Records
====

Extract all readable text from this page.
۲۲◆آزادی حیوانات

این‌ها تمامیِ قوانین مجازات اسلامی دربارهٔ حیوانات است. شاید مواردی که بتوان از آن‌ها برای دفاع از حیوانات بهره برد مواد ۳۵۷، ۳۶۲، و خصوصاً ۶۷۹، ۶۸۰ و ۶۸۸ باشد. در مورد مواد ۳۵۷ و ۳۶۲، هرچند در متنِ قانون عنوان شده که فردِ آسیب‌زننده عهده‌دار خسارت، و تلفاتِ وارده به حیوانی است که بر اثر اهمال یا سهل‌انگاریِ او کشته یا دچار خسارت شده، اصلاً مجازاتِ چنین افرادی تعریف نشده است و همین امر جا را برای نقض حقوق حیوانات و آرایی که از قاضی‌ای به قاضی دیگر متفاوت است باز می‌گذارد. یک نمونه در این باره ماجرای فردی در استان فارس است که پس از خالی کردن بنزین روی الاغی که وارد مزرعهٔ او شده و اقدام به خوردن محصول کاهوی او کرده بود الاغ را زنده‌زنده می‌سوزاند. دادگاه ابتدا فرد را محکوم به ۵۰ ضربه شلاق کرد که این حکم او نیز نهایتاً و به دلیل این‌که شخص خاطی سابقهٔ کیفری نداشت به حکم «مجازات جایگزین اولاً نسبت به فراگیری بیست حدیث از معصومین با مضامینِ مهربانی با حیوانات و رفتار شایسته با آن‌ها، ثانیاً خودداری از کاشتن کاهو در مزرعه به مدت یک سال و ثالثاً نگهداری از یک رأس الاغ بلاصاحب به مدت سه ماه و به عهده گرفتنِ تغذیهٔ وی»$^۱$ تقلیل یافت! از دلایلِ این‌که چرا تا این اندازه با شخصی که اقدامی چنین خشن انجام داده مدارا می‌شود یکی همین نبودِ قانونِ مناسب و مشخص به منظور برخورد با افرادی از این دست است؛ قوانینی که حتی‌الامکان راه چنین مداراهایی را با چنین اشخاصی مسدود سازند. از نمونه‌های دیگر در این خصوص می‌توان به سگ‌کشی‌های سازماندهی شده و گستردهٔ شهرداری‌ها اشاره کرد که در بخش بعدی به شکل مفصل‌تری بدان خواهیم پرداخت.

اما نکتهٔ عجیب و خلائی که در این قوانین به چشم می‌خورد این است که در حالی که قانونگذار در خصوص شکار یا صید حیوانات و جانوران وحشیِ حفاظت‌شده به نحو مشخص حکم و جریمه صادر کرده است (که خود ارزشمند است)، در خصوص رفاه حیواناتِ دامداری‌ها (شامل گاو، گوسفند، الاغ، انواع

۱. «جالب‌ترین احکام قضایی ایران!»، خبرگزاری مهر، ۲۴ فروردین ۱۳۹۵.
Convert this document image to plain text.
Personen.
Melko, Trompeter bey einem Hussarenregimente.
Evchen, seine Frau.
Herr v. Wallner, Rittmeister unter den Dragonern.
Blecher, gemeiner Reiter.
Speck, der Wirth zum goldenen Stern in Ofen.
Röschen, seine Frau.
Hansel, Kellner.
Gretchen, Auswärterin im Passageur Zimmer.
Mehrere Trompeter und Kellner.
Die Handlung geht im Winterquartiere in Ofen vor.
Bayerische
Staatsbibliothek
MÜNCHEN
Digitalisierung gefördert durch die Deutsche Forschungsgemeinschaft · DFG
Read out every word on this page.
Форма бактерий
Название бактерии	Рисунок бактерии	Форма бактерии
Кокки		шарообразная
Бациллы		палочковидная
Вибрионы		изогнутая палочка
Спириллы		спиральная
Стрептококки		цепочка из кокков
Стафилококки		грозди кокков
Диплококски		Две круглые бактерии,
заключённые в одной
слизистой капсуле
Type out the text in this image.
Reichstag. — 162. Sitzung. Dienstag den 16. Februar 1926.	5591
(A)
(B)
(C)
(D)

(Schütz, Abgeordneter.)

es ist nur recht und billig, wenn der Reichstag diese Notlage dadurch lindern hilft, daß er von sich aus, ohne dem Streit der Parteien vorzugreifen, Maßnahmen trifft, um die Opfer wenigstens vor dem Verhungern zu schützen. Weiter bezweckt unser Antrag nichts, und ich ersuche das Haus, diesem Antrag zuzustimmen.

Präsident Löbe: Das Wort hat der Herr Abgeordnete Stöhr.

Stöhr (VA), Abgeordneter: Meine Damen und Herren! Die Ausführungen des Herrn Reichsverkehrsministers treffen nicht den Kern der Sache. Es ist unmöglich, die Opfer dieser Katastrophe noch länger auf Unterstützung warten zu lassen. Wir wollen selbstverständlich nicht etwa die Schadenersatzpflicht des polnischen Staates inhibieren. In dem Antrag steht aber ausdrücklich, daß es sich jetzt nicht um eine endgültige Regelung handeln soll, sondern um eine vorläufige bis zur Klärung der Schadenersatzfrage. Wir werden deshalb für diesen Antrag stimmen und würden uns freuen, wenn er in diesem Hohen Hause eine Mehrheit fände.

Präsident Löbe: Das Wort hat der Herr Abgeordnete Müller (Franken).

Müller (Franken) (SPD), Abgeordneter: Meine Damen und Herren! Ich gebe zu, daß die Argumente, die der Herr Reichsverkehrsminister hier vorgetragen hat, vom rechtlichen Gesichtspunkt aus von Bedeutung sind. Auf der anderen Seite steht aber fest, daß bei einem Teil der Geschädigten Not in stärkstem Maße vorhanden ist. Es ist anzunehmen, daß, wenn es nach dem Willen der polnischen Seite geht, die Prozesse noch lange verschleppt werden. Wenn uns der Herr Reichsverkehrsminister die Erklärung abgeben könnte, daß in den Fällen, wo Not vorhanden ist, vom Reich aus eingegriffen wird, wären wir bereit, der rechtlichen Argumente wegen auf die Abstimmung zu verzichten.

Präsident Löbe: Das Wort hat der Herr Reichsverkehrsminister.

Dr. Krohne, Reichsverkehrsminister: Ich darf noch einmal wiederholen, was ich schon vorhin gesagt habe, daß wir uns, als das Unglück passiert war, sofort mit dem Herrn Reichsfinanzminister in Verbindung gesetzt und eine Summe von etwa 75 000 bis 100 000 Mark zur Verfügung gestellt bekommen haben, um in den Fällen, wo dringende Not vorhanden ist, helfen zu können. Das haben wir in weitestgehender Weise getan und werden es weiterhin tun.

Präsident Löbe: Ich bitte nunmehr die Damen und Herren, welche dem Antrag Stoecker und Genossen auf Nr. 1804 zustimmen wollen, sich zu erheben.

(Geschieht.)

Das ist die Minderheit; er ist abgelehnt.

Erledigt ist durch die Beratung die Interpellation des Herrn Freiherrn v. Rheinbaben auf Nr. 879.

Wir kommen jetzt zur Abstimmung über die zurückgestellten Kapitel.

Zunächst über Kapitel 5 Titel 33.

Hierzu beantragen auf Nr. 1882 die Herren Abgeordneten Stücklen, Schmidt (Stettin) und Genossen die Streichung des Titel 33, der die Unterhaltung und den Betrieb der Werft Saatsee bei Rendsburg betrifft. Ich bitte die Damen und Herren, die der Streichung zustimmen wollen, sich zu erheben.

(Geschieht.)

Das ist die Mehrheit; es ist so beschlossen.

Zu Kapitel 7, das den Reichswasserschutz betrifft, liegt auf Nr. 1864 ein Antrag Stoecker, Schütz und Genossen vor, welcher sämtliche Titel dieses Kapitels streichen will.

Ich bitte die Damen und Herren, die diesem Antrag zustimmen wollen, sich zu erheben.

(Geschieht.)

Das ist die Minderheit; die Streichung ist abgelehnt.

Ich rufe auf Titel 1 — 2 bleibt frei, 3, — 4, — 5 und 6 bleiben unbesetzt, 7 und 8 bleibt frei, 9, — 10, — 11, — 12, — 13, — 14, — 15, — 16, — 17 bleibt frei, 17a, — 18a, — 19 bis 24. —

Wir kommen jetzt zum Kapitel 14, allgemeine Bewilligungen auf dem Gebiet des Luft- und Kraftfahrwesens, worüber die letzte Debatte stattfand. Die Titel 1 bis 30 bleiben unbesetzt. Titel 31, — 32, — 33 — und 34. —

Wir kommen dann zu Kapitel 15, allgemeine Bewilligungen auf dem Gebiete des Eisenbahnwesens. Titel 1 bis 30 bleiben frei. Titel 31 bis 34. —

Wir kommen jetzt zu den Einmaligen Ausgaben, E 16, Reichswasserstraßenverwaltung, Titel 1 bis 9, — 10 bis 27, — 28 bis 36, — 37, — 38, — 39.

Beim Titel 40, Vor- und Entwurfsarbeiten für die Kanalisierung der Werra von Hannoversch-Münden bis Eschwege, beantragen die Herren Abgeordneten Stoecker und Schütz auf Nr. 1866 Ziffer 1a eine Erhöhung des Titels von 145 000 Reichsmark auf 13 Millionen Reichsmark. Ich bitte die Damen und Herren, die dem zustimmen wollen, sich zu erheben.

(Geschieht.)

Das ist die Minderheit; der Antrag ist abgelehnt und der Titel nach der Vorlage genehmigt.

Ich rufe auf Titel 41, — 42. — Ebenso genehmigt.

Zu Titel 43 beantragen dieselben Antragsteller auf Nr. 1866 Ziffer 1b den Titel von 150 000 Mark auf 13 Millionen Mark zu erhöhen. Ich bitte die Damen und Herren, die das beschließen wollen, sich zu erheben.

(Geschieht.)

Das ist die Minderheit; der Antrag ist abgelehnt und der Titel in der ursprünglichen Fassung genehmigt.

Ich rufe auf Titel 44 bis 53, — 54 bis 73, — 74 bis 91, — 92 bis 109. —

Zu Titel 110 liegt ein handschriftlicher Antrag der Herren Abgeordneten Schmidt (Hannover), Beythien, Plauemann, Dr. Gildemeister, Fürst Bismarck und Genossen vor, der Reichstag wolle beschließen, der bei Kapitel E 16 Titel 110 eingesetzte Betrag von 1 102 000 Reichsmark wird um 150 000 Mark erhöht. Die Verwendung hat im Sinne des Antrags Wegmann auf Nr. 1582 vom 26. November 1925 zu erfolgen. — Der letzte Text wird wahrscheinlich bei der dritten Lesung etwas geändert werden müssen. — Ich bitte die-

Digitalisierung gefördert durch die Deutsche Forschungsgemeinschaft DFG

====

Copy every line of the records above that contains "genehmigt".

> **ANSWER**:
Das ist die Minderheit; der Antrag ist abgelehnt und der Titel nach der Vorlage genehmigt.
Ich rufe auf Titel 41, — 42. — Ebenso genehmigt.
Das ist die Minderheit; der Antrag ist abgelehnt und der Titel in der ursprünglichen Fassung genehmigt.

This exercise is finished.